# Exercise details:
Each line of the material must be repeated precisely, with the pictures left out.

# Data shown:
_ _ _
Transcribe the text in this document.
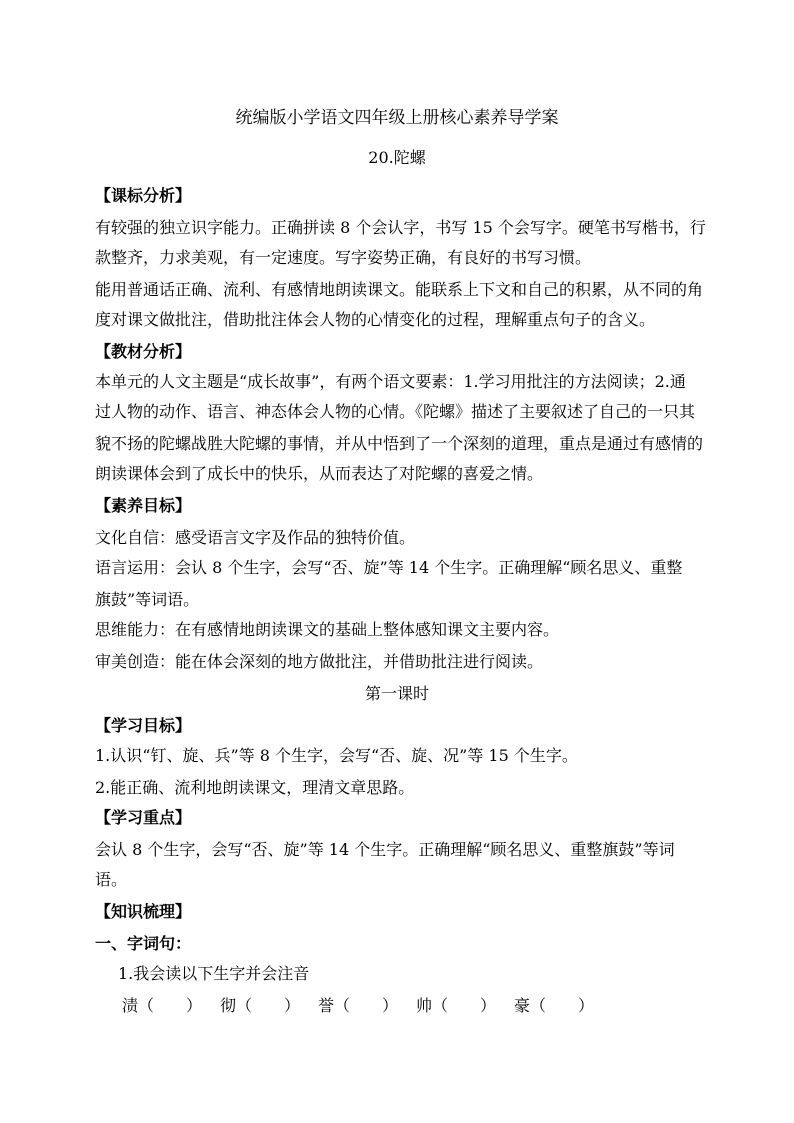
统编版小学语文四年级上册核心素养导学案
20.陀螺
【课标分析】
有较强的独立识字能力。正确拼读 8 个会认字，书写 15 个会写字。硬笔书写楷书，行
款整齐，力求美观，有一定速度。写字姿势正确，有良好的书写习惯。
能用普通话正确、流利、有感情地朗读课文。能联系上下文和自己的积累，从不同的角
度对课文做批注，借助批注体会人物的心情变化的过程，理解重点句子的含义。
【教材分析】
本单元的人文主题是“成长故事”，有两个语文要素：1.学习用批注的方法阅读；2.通
过人物的动作、语言、神态体会人物的心情。《陀螺》描述了主要叙述了自己的一只其
貌不扬的陀螺战胜大陀螺的事情，并从中悟到了一个深刻的道理，重点是通过有感情的
朗读课体会到了成长中的快乐，从而表达了对陀螺的喜爱之情。
【素养目标】
文化自信：感受语言文字及作品的独特价值。
语言运用：会认 8 个生字，会写“否、旋”等 14 个生字。正确理解“顾名思义、重整
旗鼓”等词语。
思维能力：在有感情地朗读课文的基础上整体感知课文主要内容。
审美创造：能在体会深刻的地方做批注，并借助批注进行阅读。
第一课时
【学习目标】
1.认识“钉、旋、兵”等 8 个生字，会写“否、旋、况”等 15 个生字。
2.能正确、流利地朗读课文，理清文章思路。
【学习重点】
会认 8 个生字，会写“否、旋”等 14 个生字。正确理解“顾名思义、重整旗鼓”等词
语。
【知识梳理】
一、字词句：
1.我会读以下生字并会注音
渍（　　）	彻（　　）	誉（　　）	帅（　　）	豪（　　）
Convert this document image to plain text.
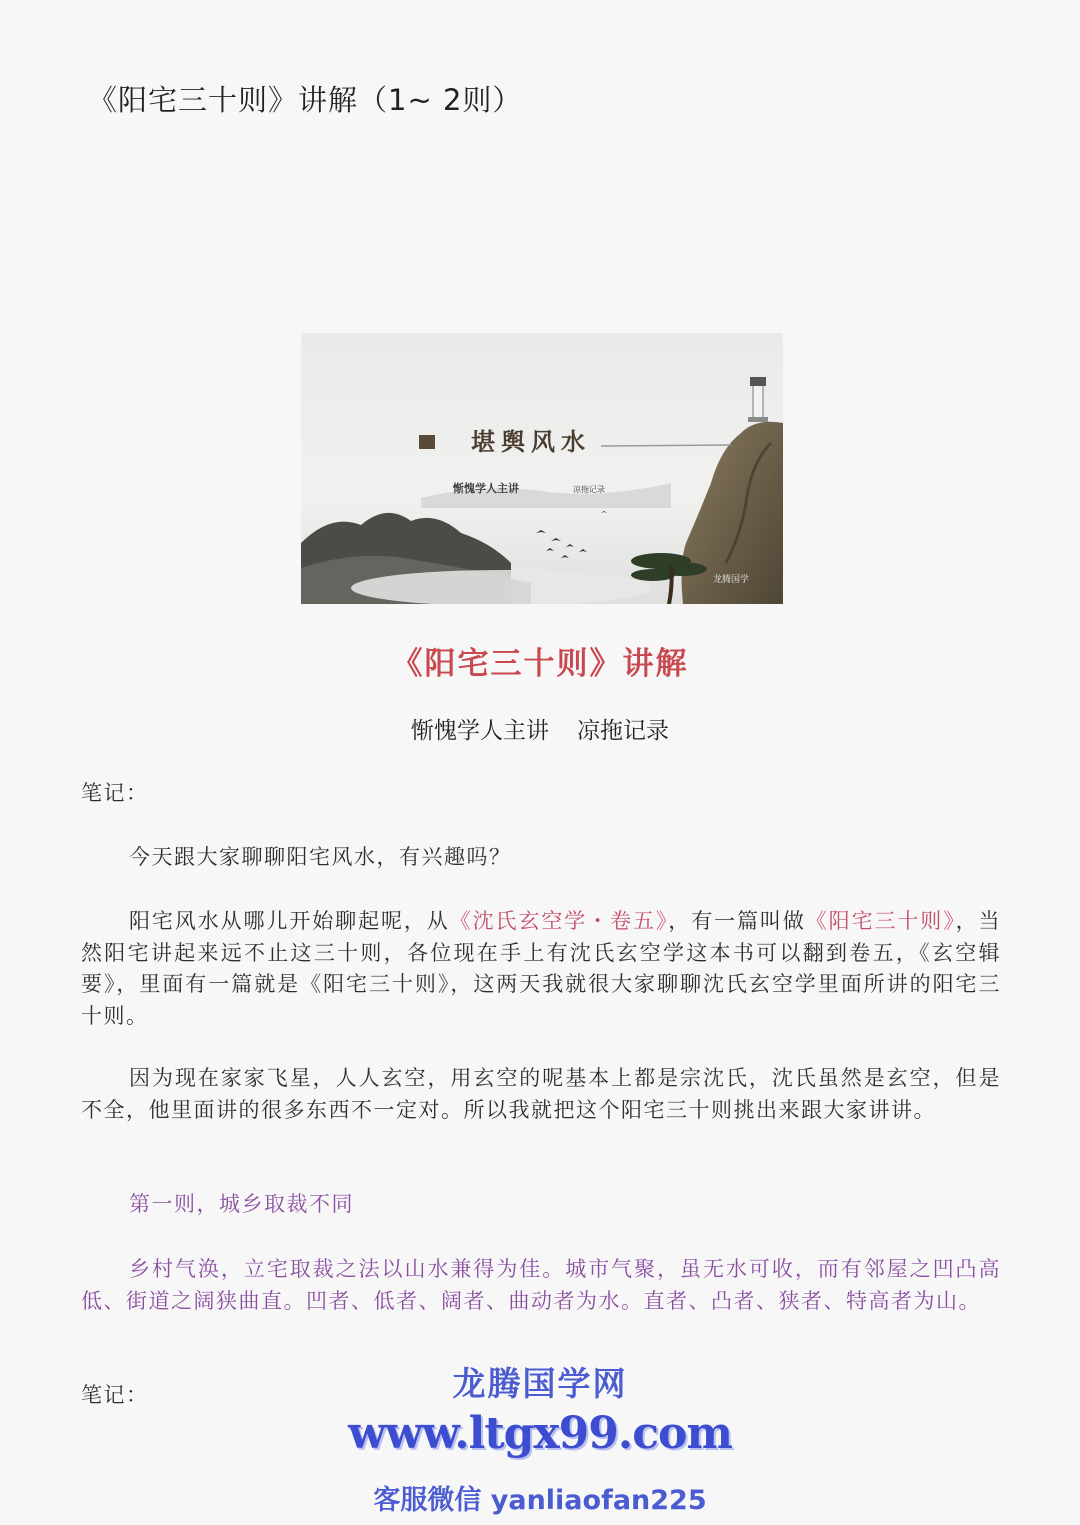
《阳宅三十则》讲解（1~ 2则）
堪舆风水
惭愧学人主讲	凉拖记录
龙腾国学
《阳宅三十则》讲解
惭愧学人主讲 凉拖记录
笔记：
今天跟大家聊聊阳宅风水，有兴趣吗？
阳宅风水从哪儿开始聊起呢，从《沈氏玄空学・卷五》，有一篇叫做《阳宅三十则》，当然阳宅讲起来远不止这三十则，各位现在手上有沈氏玄空学这本书可以翻到卷五，《玄空辑要》，里面有一篇就是《阳宅三十则》，这两天我就很大家聊聊沈氏玄空学里面所讲的阳宅三十则。
因为现在家家飞星，人人玄空，用玄空的呢基本上都是宗沈氏，沈氏虽然是玄空，但是不全，他里面讲的很多东西不一定对。所以我就把这个阳宅三十则挑出来跟大家讲讲。
第一则，城乡取裁不同
乡村气涣，立宅取裁之法以山水兼得为佳。城市气聚，虽无水可收，而有邻屋之凹凸高低、街道之阔狭曲直。凹者、低者、阔者、曲动者为水。直者、凸者、狭者、特高者为山。
笔记：	龙腾国学网
www.ltgx99.com
客服微信 yanliaofan225
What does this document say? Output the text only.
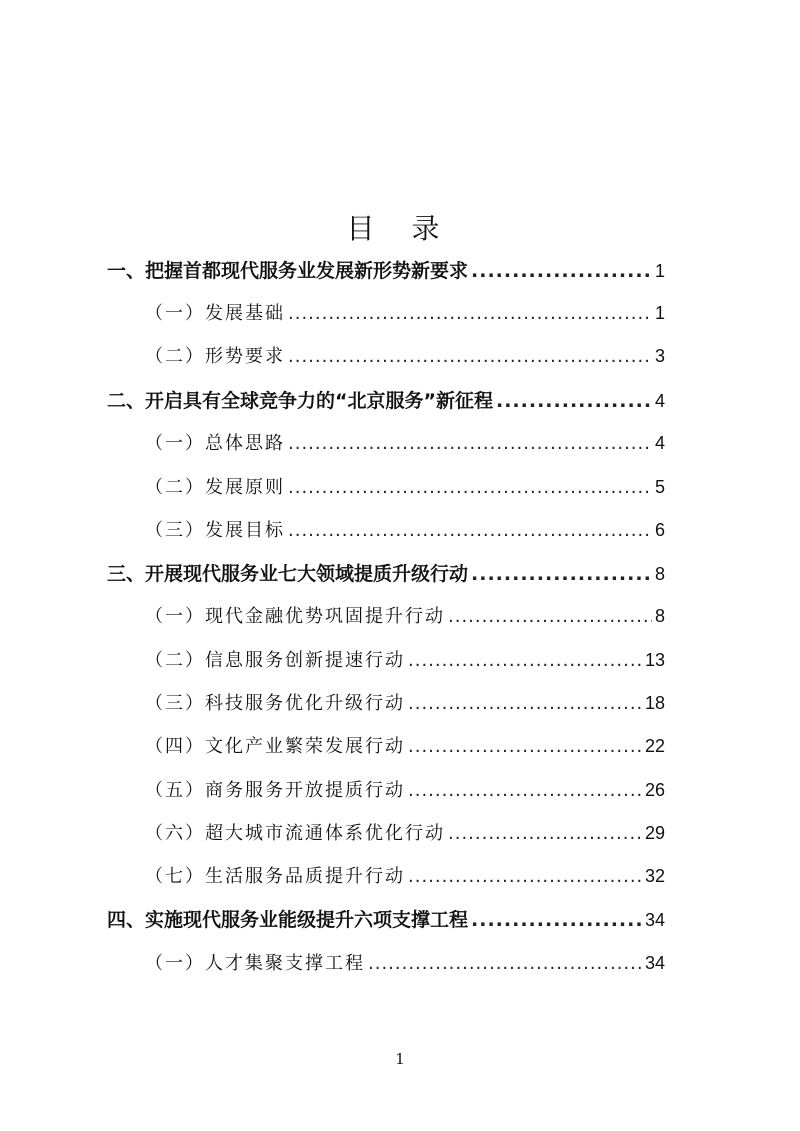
目 录
一、把握首都现代服务业发展新形势新要求 .....	1
（一）发展基础 .....	1
（二）形势要求 .....	3
二、开启具有全球竞争力的“北京服务”新征程 .....	4
（一）总体思路 .....	4
（二）发展原则 .....	5
（三）发展目标 .....	6
三、开展现代服务业七大领域提质升级行动 .....	8
（一）现代金融优势巩固提升行动 .....	8
（二）信息服务创新提速行动 .....	13
（三）科技服务优化升级行动 .....	18
（四）文化产业繁荣发展行动 .....	22
（五）商务服务开放提质行动 .....	26
（六）超大城市流通体系优化行动 .....	29
（七）生活服务品质提升行动 .....	32
四、实施现代服务业能级提升六项支撑工程 .....	34
（一）人才集聚支撑工程 .....	34
1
_ _ _
# The result:
Transcribe the text in this document.
统编版小学语文四年级上册核心素养导学案
20.陀螺
【课标分析】
有较强的独立识字能力。正确拼读 8 个会认字，书写 15 个会写字。硬笔书写楷书，行
款整齐，力求美观，有一定速度。写字姿势正确，有良好的书写习惯。
能用普通话正确、流利、有感情地朗读课文。能联系上下文和自己的积累，从不同的角
度对课文做批注，借助批注体会人物的心情变化的过程，理解重点句子的含义。
【教材分析】
本单元的人文主题是“成长故事”，有两个语文要素：1.学习用批注的方法阅读；2.通
过人物的动作、语言、神态体会人物的心情。《陀螺》描述了主要叙述了自己的一只其
貌不扬的陀螺战胜大陀螺的事情，并从中悟到了一个深刻的道理，重点是通过有感情的
朗读课体会到了成长中的快乐，从而表达了对陀螺的喜爱之情。
【素养目标】
文化自信：感受语言文字及作品的独特价值。
语言运用：会认 8 个生字，会写“否、旋”等 14 个生字。正确理解“顾名思义、重整
旗鼓”等词语。
思维能力：在有感情地朗读课文的基础上整体感知课文主要内容。
审美创造：能在体会深刻的地方做批注，并借助批注进行阅读。
第一课时
【学习目标】
1.认识“钉、旋、兵”等 8 个生字，会写“否、旋、况”等 15 个生字。
2.能正确、流利地朗读课文，理清文章思路。
【学习重点】
会认 8 个生字，会写“否、旋”等 14 个生字。正确理解“顾名思义、重整旗鼓”等词
语。
【知识梳理】
一、字词句：
1.我会读以下生字并会注音
渍（　　）	彻（　　）	誉（　　）	帅（　　）	豪（　　）
Convert this document image to plain text.
《阳宅三十则》讲解（1~ 2则）
堪舆风水
惭愧学人主讲	凉拖记录
龙腾国学
《阳宅三十则》讲解
惭愧学人主讲 凉拖记录
笔记：
今天跟大家聊聊阳宅风水，有兴趣吗？
阳宅风水从哪儿开始聊起呢，从《沈氏玄空学・卷五》，有一篇叫做《阳宅三十则》，当然阳宅讲起来远不止这三十则，各位现在手上有沈氏玄空学这本书可以翻到卷五，《玄空辑要》，里面有一篇就是《阳宅三十则》，这两天我就很大家聊聊沈氏玄空学里面所讲的阳宅三十则。
因为现在家家飞星，人人玄空，用玄空的呢基本上都是宗沈氏，沈氏虽然是玄空，但是不全，他里面讲的很多东西不一定对。所以我就把这个阳宅三十则挑出来跟大家讲讲。
第一则，城乡取裁不同
乡村气涣，立宅取裁之法以山水兼得为佳。城市气聚，虽无水可收，而有邻屋之凹凸高低、街道之阔狭曲直。凹者、低者、阔者、曲动者为水。直者、凸者、狭者、特高者为山。
笔记：	龙腾国学网
www.ltgx99.com
客服微信 yanliaofan225
What does this document say? Output the text only.
目 录
一、把握首都现代服务业发展新形势新要求 .....	1
（一）发展基础 .....	1
（二）形势要求 .....	3
二、开启具有全球竞争力的“北京服务”新征程 .....	4
（一）总体思路 .....	4
（二）发展原则 .....	5
（三）发展目标 .....	6
三、开展现代服务业七大领域提质升级行动 .....	8
（一）现代金融优势巩固提升行动 .....	8
（二）信息服务创新提速行动 .....	13
（三）科技服务优化升级行动 .....	18
（四）文化产业繁荣发展行动 .....	22
（五）商务服务开放提质行动 .....	26
（六）超大城市流通体系优化行动 .....	29
（七）生活服务品质提升行动 .....	32
四、实施现代服务业能级提升六项支撑工程 .....	34
（一）人才集聚支撑工程 .....	34
1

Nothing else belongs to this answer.